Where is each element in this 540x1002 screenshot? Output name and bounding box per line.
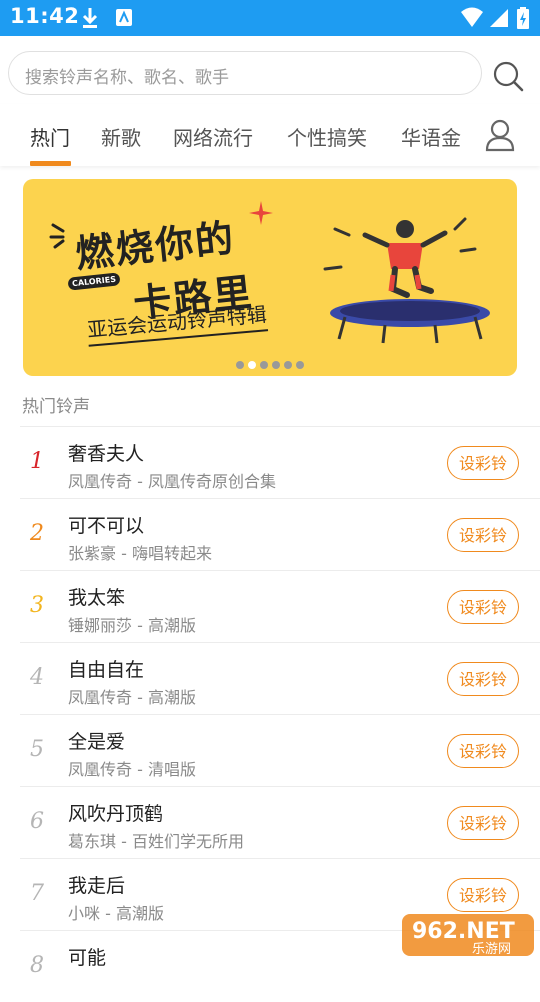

_____

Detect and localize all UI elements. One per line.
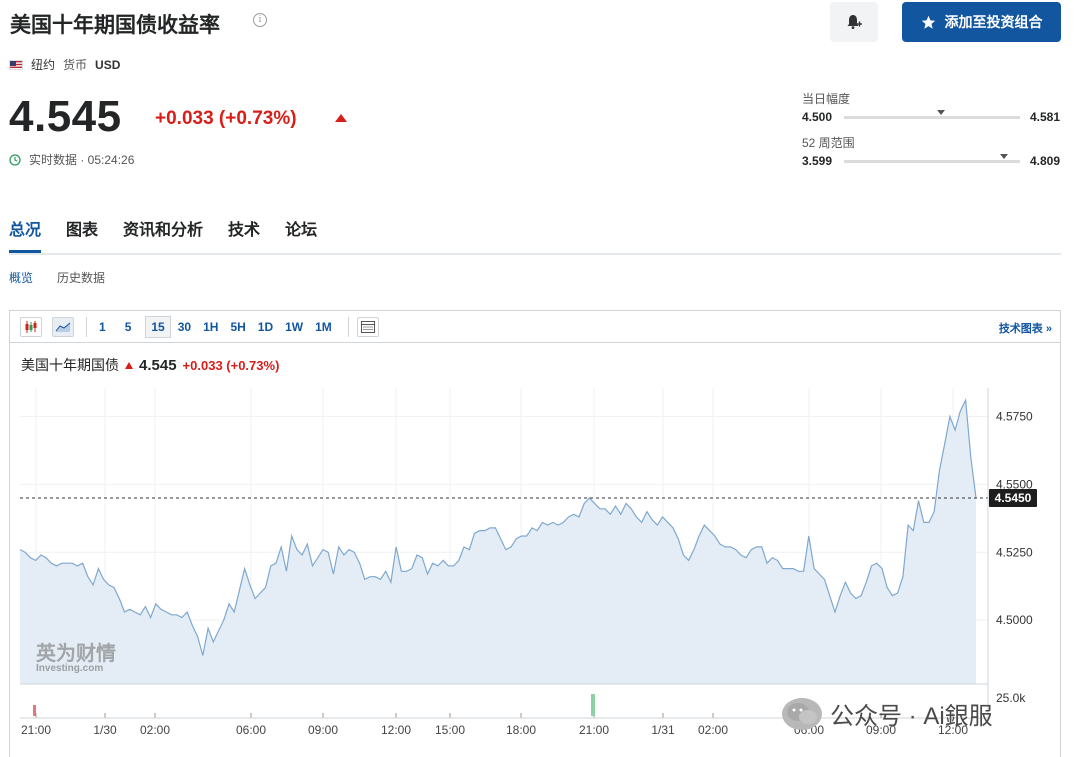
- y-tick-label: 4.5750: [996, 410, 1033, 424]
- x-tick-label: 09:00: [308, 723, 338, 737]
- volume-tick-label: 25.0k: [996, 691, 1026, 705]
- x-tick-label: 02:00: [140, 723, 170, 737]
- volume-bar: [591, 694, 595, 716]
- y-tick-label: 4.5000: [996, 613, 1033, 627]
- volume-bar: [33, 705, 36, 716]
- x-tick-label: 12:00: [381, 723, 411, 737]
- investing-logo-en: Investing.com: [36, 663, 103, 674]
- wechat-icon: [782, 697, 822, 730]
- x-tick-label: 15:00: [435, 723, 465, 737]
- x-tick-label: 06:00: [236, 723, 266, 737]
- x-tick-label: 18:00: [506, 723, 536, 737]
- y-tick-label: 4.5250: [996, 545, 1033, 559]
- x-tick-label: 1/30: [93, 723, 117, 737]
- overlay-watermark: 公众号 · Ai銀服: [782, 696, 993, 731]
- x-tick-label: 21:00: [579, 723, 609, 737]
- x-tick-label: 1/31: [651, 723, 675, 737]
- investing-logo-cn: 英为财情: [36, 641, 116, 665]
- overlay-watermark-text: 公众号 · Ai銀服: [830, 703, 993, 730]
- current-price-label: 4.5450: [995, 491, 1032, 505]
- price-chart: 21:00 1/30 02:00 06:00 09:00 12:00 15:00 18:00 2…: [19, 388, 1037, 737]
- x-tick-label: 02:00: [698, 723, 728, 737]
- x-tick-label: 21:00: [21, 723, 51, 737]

_____

Rename "volume-bar" to "volume-column" in the part of the items that opens with the line containing "Detect and localize" and closes with the line containing "- x-tick-label: 12:00: [381, 723, 411, 737]", and give those lines again with everything else unchanged. Leave the pictures out of your answer.

Detect and localize all UI elements. One per line.
- y-tick-label: 4.5750: [996, 410, 1033, 424]
- x-tick-label: 09:00: [308, 723, 338, 737]
- volume-tick-label: 25.0k: [996, 691, 1026, 705]
- x-tick-label: 02:00: [140, 723, 170, 737]
- volume-column: [591, 694, 595, 716]
- y-tick-label: 4.5000: [996, 613, 1033, 627]
- volume-column: [33, 705, 36, 716]
- x-tick-label: 12:00: [381, 723, 411, 737]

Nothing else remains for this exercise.